# [Instructions to follow]
Check every line of the entries that follow, and copy the ones containing "source".

# [Task inputs]
= = = =

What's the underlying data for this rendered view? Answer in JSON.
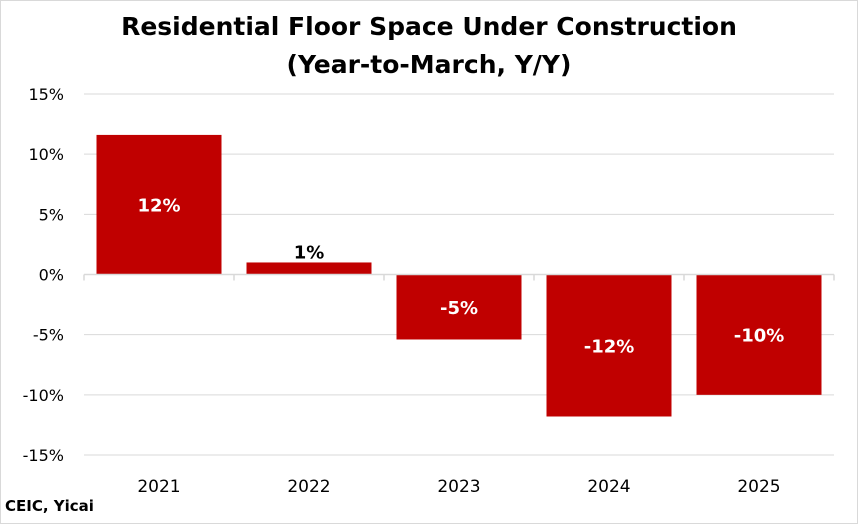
{
  "chart_data": {
    "type": "bar",
    "title_line1": "Residential Floor Space Under Construction",
    "title_line2": "(Year-to-March, Y/Y)",
    "categories": [
      "2021",
      "2022",
      "2023",
      "2024",
      "2025"
    ],
    "values": [
      11.6,
      1.0,
      -5.4,
      -11.8,
      -10.0
    ],
    "data_labels": [
      "12%",
      "1%",
      "-5%",
      "-12%",
      "-10%"
    ],
    "y_ticks": [
      15,
      10,
      5,
      0,
      -5,
      -10,
      -15
    ],
    "y_tick_labels": [
      "15%",
      "10%",
      "5%",
      "0%",
      "-5%",
      "-10%",
      "-15%"
    ],
    "ylim": [
      -15,
      15
    ],
    "grid": true,
    "bar_color": "#c00000",
    "xlabel": "",
    "ylabel": ""
  },
  "source": "CEIC, Yicai"
}
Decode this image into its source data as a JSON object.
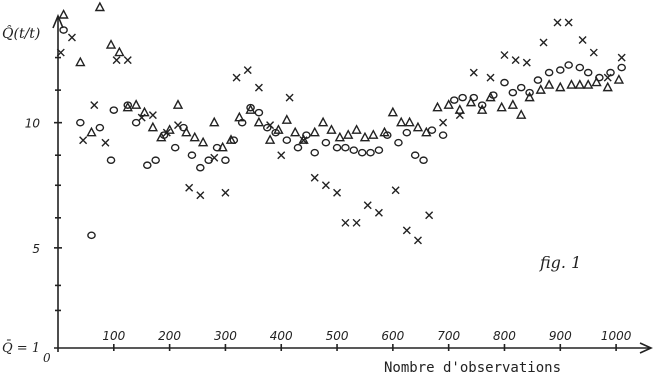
{
  "chart_data": {
    "type": "scatter",
    "ylabel": "Q̂(t/t)",
    "xlabel": "Nombre d'observations",
    "annotation": "fig. 1",
    "origin_label": "0",
    "ybase_label": "Q̄ = 1",
    "xlim": [
      0,
      1050
    ],
    "ylim": [
      1,
      14.5
    ],
    "x_ticks": [
      100,
      200,
      300,
      400,
      500,
      600,
      700,
      800,
      900,
      1000
    ],
    "x_tick_labels": [
      "100",
      "200",
      "300",
      "400",
      "500",
      "600",
      "700",
      "800",
      "900",
      "1000"
    ],
    "y_ticks": [
      5,
      10
    ],
    "y_tick_labels": [
      "5",
      "10"
    ],
    "grid": false,
    "legend": "none",
    "series": [
      {
        "marker": "circle",
        "points": [
          [
            10,
            13.7
          ],
          [
            40,
            10.0
          ],
          [
            60,
            5.5
          ],
          [
            75,
            9.8
          ],
          [
            95,
            8.5
          ],
          [
            100,
            10.5
          ],
          [
            125,
            10.7
          ],
          [
            140,
            10.0
          ],
          [
            160,
            8.3
          ],
          [
            175,
            8.5
          ],
          [
            190,
            9.5
          ],
          [
            210,
            9.0
          ],
          [
            225,
            9.8
          ],
          [
            240,
            8.7
          ],
          [
            255,
            8.2
          ],
          [
            270,
            8.5
          ],
          [
            285,
            9.0
          ],
          [
            300,
            8.5
          ],
          [
            315,
            9.3
          ],
          [
            330,
            10.0
          ],
          [
            345,
            10.6
          ],
          [
            360,
            10.4
          ],
          [
            375,
            9.8
          ],
          [
            390,
            9.6
          ],
          [
            410,
            9.3
          ],
          [
            430,
            9.0
          ],
          [
            445,
            9.5
          ],
          [
            460,
            8.8
          ],
          [
            480,
            9.2
          ],
          [
            500,
            9.0
          ],
          [
            515,
            9.0
          ],
          [
            530,
            8.9
          ],
          [
            545,
            8.8
          ],
          [
            560,
            8.8
          ],
          [
            575,
            8.9
          ],
          [
            590,
            9.5
          ],
          [
            610,
            9.2
          ],
          [
            625,
            9.6
          ],
          [
            640,
            8.7
          ],
          [
            655,
            8.5
          ],
          [
            670,
            9.7
          ],
          [
            690,
            9.5
          ],
          [
            710,
            10.9
          ],
          [
            725,
            11.0
          ],
          [
            745,
            11.0
          ],
          [
            760,
            10.7
          ],
          [
            780,
            11.1
          ],
          [
            800,
            11.6
          ],
          [
            815,
            11.2
          ],
          [
            830,
            11.4
          ],
          [
            845,
            11.2
          ],
          [
            860,
            11.7
          ],
          [
            880,
            12.0
          ],
          [
            900,
            12.1
          ],
          [
            915,
            12.3
          ],
          [
            935,
            12.2
          ],
          [
            950,
            12.0
          ],
          [
            970,
            11.8
          ],
          [
            990,
            12.0
          ],
          [
            1010,
            12.2
          ]
        ]
      },
      {
        "marker": "triangle",
        "points": [
          [
            10,
            14.3
          ],
          [
            40,
            12.4
          ],
          [
            60,
            9.6
          ],
          [
            75,
            14.6
          ],
          [
            95,
            13.1
          ],
          [
            110,
            12.8
          ],
          [
            125,
            10.6
          ],
          [
            140,
            10.7
          ],
          [
            155,
            10.4
          ],
          [
            170,
            9.8
          ],
          [
            185,
            9.4
          ],
          [
            200,
            9.7
          ],
          [
            215,
            10.7
          ],
          [
            230,
            9.6
          ],
          [
            245,
            9.4
          ],
          [
            260,
            9.2
          ],
          [
            280,
            10.0
          ],
          [
            295,
            9.0
          ],
          [
            310,
            9.3
          ],
          [
            325,
            10.2
          ],
          [
            345,
            10.5
          ],
          [
            360,
            10.0
          ],
          [
            380,
            9.3
          ],
          [
            395,
            9.7
          ],
          [
            410,
            10.1
          ],
          [
            425,
            9.6
          ],
          [
            440,
            9.3
          ],
          [
            460,
            9.6
          ],
          [
            475,
            10.0
          ],
          [
            490,
            9.7
          ],
          [
            505,
            9.4
          ],
          [
            520,
            9.5
          ],
          [
            535,
            9.7
          ],
          [
            550,
            9.4
          ],
          [
            565,
            9.5
          ],
          [
            585,
            9.6
          ],
          [
            600,
            10.4
          ],
          [
            615,
            10.0
          ],
          [
            630,
            10.0
          ],
          [
            645,
            9.8
          ],
          [
            660,
            9.6
          ],
          [
            680,
            10.6
          ],
          [
            700,
            10.7
          ],
          [
            720,
            10.5
          ],
          [
            740,
            10.8
          ],
          [
            760,
            10.5
          ],
          [
            775,
            11.0
          ],
          [
            795,
            10.6
          ],
          [
            815,
            10.7
          ],
          [
            830,
            10.3
          ],
          [
            845,
            11.0
          ],
          [
            865,
            11.3
          ],
          [
            880,
            11.5
          ],
          [
            900,
            11.4
          ],
          [
            920,
            11.5
          ],
          [
            935,
            11.5
          ],
          [
            950,
            11.5
          ],
          [
            965,
            11.6
          ],
          [
            985,
            11.4
          ],
          [
            1005,
            11.7
          ]
        ]
      },
      {
        "marker": "cross",
        "points": [
          [
            5,
            12.8
          ],
          [
            25,
            13.4
          ],
          [
            45,
            9.3
          ],
          [
            65,
            10.7
          ],
          [
            85,
            9.2
          ],
          [
            105,
            12.5
          ],
          [
            125,
            12.5
          ],
          [
            150,
            10.2
          ],
          [
            170,
            10.3
          ],
          [
            195,
            9.6
          ],
          [
            215,
            9.9
          ],
          [
            235,
            7.4
          ],
          [
            255,
            7.1
          ],
          [
            280,
            8.6
          ],
          [
            300,
            7.2
          ],
          [
            320,
            11.8
          ],
          [
            340,
            12.1
          ],
          [
            360,
            11.4
          ],
          [
            380,
            9.9
          ],
          [
            400,
            8.7
          ],
          [
            415,
            11.0
          ],
          [
            440,
            9.3
          ],
          [
            460,
            7.8
          ],
          [
            480,
            7.5
          ],
          [
            500,
            7.2
          ],
          [
            515,
            6.0
          ],
          [
            535,
            6.0
          ],
          [
            555,
            6.7
          ],
          [
            575,
            6.4
          ],
          [
            605,
            7.3
          ],
          [
            625,
            5.7
          ],
          [
            645,
            5.3
          ],
          [
            665,
            6.3
          ],
          [
            690,
            10.0
          ],
          [
            720,
            10.3
          ],
          [
            745,
            12.0
          ],
          [
            775,
            11.8
          ],
          [
            800,
            12.7
          ],
          [
            820,
            12.5
          ],
          [
            840,
            12.4
          ],
          [
            870,
            13.2
          ],
          [
            895,
            14.0
          ],
          [
            915,
            14.0
          ],
          [
            940,
            13.3
          ],
          [
            960,
            12.8
          ],
          [
            985,
            11.8
          ],
          [
            1010,
            12.6
          ]
        ]
      }
    ]
  }
}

= = = =

# [Written solution]
  "source": "CEIC, Yicai"
Decode this image into its source data as a JSON object.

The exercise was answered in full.